• GOAL: Below are some records; work out how many of their lines contain "content" and give the number only.

+++ DATA +++

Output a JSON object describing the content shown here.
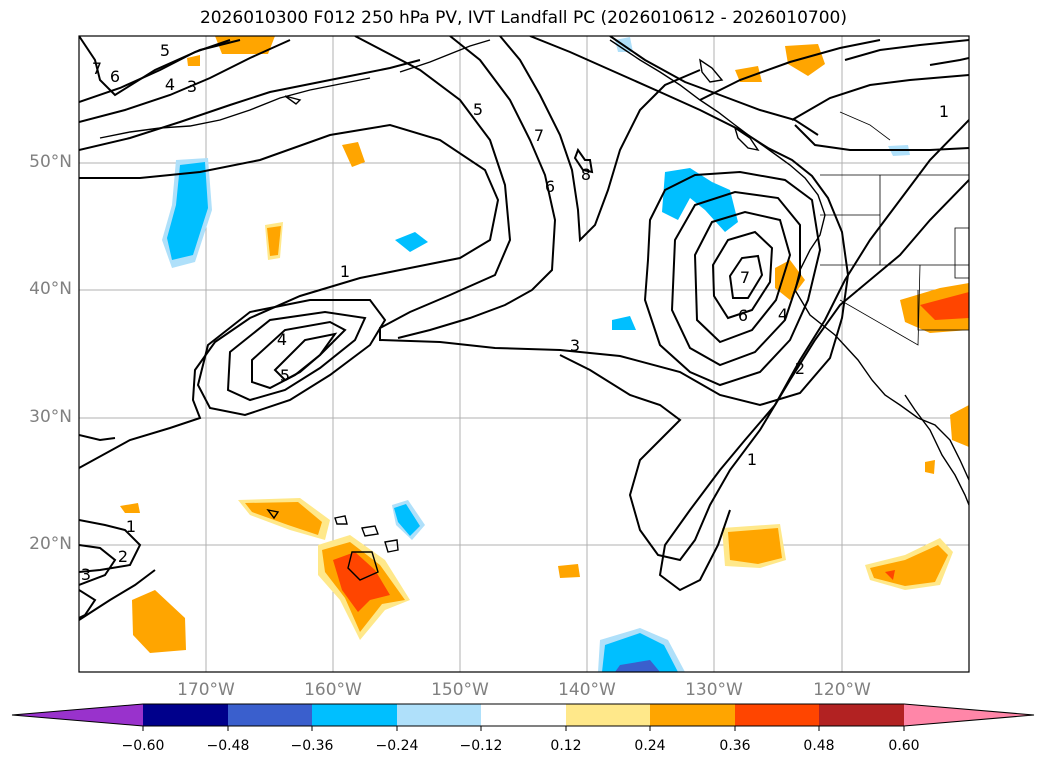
{
  "title": "2026010300 F012 250 hPa PV, IVT Landfall PC (2026010612 - 2026010700)",
  "map": {
    "projection": "cylindrical",
    "lon_range": [
      "180°W",
      "110°W"
    ],
    "lat_range": [
      "10°N",
      "60°N"
    ],
    "gridlines": true,
    "lat_labels": [
      "50°N",
      "40°N",
      "30°N",
      "20°N"
    ],
    "lon_labels": [
      "170°W",
      "160°W",
      "150°W",
      "140°W",
      "130°W",
      "120°W"
    ],
    "contour_labels": [
      "5",
      "4",
      "3",
      "6",
      "7",
      "5",
      "7",
      "6",
      "8",
      "1",
      "4",
      "5",
      "3",
      "7",
      "6",
      "4",
      "2",
      "1",
      "1",
      "1",
      "2",
      "3"
    ],
    "shading": "IVT landfall PC: warm (positive) and cool (negative) patches"
  },
  "colorbar": {
    "extend": "both",
    "ticks": [
      "−0.60",
      "−0.48",
      "−0.36",
      "−0.24",
      "−0.12",
      "0.12",
      "0.24",
      "0.36",
      "0.48",
      "0.60"
    ],
    "colors": [
      "#9932cc",
      "#00008b",
      "#3a5fcd",
      "#00bfff",
      "#afe0fa",
      "#ffffff",
      "#ffe88a",
      "#ffa500",
      "#ff4500",
      "#b22222",
      "#ff86a8"
    ]
  }
}
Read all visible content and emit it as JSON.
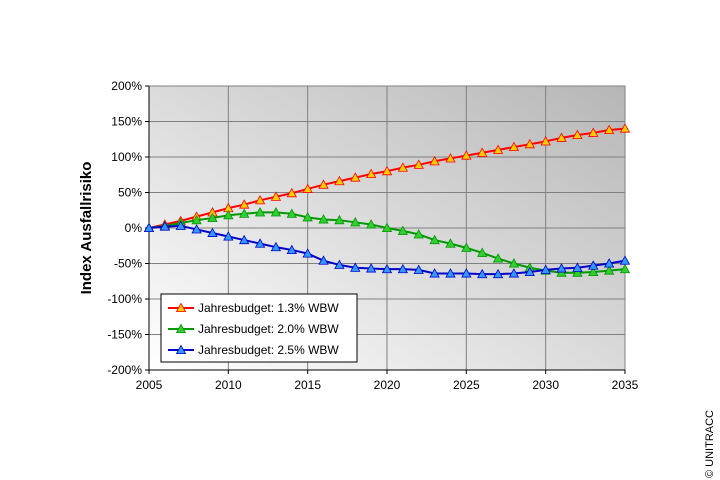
{
  "chart_data": {
    "type": "line",
    "title": "",
    "xlabel": "",
    "ylabel": "Index Ausfallrisiko",
    "xlim": [
      2005,
      2035
    ],
    "ylim": [
      -200,
      200
    ],
    "x_ticks": [
      2005,
      2010,
      2015,
      2020,
      2025,
      2030,
      2035
    ],
    "y_ticks": [
      -200,
      -150,
      -100,
      -50,
      0,
      50,
      100,
      150,
      200
    ],
    "y_tick_labels": [
      "-200%",
      "-150%",
      "-100%",
      "-50%",
      "0%",
      "50%",
      "100%",
      "150%",
      "200%"
    ],
    "grid": true,
    "legend_position": "bottom-left",
    "x": [
      2005,
      2006,
      2007,
      2008,
      2009,
      2010,
      2011,
      2012,
      2013,
      2014,
      2015,
      2016,
      2017,
      2018,
      2019,
      2020,
      2021,
      2022,
      2023,
      2024,
      2025,
      2026,
      2027,
      2028,
      2029,
      2030,
      2031,
      2032,
      2033,
      2034,
      2035
    ],
    "series": [
      {
        "name": "Jahresbudget: 1.3% WBW",
        "line_color": "#ff0000",
        "marker_color": "#ffcc00",
        "values": [
          0,
          5,
          10,
          16,
          22,
          28,
          33,
          39,
          44,
          49,
          55,
          61,
          66,
          71,
          76,
          80,
          85,
          89,
          94,
          98,
          102,
          106,
          110,
          114,
          118,
          122,
          127,
          131,
          134,
          138,
          140
        ]
      },
      {
        "name": "Jahresbudget: 2.0% WBW",
        "line_color": "#009900",
        "marker_color": "#33cc33",
        "values": [
          0,
          3,
          7,
          11,
          14,
          18,
          20,
          22,
          22,
          20,
          15,
          12,
          11,
          8,
          5,
          0,
          -4,
          -9,
          -17,
          -22,
          -28,
          -35,
          -43,
          -50,
          -56,
          -60,
          -63,
          -63,
          -62,
          -60,
          -58
        ]
      },
      {
        "name": "Jahresbudget: 2.5% WBW",
        "line_color": "#0000cc",
        "marker_color": "#3399ff",
        "values": [
          0,
          2,
          3,
          -2,
          -7,
          -12,
          -17,
          -22,
          -27,
          -31,
          -36,
          -46,
          -52,
          -56,
          -57,
          -58,
          -58,
          -59,
          -64,
          -64,
          -64,
          -65,
          -65,
          -64,
          -62,
          -59,
          -57,
          -56,
          -53,
          -50,
          -46
        ]
      }
    ]
  },
  "copyright": "© UNITRACC"
}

+++

• EXERCISE SOLUTION: 2